* **Task**
Find the lines with the string "Rango" and return them.

* **Material shown**
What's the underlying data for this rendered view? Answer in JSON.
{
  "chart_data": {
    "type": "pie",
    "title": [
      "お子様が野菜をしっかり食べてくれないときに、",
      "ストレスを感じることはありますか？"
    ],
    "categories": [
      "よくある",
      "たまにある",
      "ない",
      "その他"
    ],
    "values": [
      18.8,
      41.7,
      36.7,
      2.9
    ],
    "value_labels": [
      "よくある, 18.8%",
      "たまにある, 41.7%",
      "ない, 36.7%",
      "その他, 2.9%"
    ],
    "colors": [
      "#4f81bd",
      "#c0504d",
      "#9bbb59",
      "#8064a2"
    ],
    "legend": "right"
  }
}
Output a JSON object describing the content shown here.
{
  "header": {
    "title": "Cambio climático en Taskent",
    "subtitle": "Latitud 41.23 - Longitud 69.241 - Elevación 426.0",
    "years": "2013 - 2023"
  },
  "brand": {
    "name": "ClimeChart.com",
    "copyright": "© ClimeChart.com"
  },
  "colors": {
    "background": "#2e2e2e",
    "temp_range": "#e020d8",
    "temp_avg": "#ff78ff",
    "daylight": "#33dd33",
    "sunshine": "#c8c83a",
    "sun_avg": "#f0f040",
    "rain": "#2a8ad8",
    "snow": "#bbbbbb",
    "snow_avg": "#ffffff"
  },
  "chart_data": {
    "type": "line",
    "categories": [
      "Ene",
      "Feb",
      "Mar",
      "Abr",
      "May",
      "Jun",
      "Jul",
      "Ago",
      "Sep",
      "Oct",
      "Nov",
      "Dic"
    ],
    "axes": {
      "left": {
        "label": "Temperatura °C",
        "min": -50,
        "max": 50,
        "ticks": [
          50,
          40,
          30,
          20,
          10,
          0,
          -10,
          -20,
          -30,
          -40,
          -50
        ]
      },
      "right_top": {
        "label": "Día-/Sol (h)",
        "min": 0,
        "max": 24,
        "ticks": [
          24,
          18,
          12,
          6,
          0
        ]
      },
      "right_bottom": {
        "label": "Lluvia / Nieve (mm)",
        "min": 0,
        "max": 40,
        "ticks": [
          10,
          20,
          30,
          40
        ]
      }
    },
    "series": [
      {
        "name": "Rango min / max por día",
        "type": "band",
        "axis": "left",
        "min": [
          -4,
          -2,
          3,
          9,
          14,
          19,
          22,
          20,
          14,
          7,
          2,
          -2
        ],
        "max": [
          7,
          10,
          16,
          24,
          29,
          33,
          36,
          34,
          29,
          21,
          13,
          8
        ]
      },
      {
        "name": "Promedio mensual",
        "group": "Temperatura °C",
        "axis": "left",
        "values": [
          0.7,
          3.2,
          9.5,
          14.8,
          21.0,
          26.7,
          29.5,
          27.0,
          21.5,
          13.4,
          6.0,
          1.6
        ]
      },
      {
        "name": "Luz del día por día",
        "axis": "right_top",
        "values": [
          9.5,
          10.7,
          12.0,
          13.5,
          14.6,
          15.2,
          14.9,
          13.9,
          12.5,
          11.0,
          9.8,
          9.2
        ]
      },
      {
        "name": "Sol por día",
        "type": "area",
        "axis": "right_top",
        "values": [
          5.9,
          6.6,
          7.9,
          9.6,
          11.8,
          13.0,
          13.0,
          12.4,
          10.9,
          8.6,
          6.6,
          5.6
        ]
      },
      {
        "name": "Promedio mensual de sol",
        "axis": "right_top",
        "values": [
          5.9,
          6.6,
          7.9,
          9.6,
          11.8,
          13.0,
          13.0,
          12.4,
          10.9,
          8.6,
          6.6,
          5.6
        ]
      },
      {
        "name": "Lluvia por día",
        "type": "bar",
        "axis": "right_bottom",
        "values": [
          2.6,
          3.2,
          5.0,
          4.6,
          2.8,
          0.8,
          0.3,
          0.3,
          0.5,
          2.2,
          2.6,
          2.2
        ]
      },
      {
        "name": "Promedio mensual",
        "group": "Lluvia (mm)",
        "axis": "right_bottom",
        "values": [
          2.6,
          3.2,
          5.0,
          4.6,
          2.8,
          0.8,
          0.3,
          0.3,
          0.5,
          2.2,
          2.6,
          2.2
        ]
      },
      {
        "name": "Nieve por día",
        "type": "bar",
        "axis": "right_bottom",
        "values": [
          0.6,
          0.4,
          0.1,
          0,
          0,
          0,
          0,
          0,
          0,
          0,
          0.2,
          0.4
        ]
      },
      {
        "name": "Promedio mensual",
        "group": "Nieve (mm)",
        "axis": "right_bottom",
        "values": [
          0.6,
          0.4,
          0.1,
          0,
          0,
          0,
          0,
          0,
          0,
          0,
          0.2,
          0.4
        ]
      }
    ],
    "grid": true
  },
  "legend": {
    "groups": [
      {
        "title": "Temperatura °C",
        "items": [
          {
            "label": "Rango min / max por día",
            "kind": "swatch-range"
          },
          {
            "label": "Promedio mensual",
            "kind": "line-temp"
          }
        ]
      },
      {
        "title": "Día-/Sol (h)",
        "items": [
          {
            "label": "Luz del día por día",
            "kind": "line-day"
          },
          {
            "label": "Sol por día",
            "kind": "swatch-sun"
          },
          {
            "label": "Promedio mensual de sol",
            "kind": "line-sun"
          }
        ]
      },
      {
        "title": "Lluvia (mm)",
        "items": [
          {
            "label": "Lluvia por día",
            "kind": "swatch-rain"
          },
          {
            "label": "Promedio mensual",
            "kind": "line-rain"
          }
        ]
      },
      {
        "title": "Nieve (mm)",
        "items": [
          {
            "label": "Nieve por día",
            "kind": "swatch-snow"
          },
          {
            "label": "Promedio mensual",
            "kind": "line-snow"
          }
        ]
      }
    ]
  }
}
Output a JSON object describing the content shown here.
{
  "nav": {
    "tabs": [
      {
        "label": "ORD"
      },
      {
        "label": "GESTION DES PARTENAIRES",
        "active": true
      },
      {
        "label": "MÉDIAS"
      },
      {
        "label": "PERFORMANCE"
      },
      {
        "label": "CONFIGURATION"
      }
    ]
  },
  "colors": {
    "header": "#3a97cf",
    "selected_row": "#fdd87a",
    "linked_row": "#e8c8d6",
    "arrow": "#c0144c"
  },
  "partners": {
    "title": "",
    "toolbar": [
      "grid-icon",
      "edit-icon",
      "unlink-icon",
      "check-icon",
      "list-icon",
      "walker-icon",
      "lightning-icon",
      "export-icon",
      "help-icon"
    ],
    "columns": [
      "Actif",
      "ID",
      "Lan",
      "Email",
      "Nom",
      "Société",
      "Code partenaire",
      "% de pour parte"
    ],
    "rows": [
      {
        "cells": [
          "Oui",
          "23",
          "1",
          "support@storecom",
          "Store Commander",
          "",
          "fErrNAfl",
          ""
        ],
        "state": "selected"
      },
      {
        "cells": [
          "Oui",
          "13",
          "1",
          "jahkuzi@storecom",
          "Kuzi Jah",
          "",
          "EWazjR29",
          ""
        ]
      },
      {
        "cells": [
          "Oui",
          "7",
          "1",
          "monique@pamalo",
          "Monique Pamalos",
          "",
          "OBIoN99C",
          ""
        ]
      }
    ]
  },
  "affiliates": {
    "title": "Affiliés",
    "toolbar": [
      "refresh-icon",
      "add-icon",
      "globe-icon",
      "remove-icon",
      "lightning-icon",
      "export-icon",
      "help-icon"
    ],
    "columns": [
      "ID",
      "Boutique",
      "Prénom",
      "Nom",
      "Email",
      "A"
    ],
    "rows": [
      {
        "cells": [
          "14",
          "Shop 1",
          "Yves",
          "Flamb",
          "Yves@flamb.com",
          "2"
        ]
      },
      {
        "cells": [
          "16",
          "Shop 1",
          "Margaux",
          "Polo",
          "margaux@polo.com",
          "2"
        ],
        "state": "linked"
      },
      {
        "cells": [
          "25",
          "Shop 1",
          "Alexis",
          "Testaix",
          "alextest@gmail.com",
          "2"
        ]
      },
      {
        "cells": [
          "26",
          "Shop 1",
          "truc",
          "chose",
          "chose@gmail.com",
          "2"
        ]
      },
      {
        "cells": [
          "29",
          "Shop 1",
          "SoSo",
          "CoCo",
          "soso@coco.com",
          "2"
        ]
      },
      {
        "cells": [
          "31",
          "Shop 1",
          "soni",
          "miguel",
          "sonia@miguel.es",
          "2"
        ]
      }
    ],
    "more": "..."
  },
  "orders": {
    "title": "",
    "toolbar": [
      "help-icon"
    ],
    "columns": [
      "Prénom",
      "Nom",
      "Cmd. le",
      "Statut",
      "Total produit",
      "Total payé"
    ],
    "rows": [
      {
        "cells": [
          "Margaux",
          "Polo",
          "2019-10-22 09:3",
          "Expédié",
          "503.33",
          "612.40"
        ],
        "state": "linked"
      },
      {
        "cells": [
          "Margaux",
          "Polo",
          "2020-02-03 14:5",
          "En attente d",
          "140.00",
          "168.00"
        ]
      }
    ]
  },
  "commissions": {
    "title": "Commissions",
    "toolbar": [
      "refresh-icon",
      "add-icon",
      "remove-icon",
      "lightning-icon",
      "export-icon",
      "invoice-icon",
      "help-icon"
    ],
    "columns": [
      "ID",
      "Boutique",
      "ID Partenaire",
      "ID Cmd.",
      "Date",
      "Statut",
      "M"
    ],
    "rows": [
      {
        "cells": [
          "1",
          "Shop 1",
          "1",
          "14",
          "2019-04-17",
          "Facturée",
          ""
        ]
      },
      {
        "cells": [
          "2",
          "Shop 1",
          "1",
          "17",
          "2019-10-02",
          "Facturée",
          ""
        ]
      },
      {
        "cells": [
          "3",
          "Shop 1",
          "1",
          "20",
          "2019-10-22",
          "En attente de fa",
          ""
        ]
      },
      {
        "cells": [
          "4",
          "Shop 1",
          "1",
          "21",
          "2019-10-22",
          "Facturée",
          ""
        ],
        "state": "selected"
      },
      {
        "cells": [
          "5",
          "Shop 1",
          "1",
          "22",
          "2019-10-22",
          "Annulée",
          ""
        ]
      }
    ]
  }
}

* **Problem solution**
        "name": "Rango min / max por día",
            "label": "Rango min / max por día",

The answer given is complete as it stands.